For every line in the records that has the word "label", make a copy.

(Data entries)
================================
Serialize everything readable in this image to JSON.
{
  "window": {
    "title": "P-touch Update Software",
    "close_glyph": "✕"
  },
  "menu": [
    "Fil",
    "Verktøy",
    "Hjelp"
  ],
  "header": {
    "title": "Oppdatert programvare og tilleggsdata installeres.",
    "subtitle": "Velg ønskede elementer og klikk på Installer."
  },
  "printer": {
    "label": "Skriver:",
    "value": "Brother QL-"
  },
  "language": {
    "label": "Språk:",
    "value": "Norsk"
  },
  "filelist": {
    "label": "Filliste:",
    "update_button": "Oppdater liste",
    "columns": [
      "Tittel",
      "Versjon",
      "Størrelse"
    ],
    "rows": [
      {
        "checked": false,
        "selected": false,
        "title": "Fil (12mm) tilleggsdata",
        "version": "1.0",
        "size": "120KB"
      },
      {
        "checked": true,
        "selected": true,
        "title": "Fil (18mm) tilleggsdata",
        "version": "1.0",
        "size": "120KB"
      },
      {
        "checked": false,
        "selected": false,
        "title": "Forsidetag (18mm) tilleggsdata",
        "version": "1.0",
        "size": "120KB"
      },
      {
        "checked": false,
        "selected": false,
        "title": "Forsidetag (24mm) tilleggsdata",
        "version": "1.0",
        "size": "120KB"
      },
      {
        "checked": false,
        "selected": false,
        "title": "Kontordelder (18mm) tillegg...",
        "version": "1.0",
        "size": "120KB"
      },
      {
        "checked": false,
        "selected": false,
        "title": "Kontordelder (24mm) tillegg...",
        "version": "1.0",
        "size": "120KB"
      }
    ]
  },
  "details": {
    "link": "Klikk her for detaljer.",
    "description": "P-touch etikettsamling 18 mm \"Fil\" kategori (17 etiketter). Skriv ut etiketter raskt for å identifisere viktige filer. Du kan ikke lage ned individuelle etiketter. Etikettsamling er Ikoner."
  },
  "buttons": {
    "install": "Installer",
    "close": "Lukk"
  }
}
================================
Expected answer >>
    "label": "Skriver:",
    "label": "Språk:",
    "label": "Filliste:",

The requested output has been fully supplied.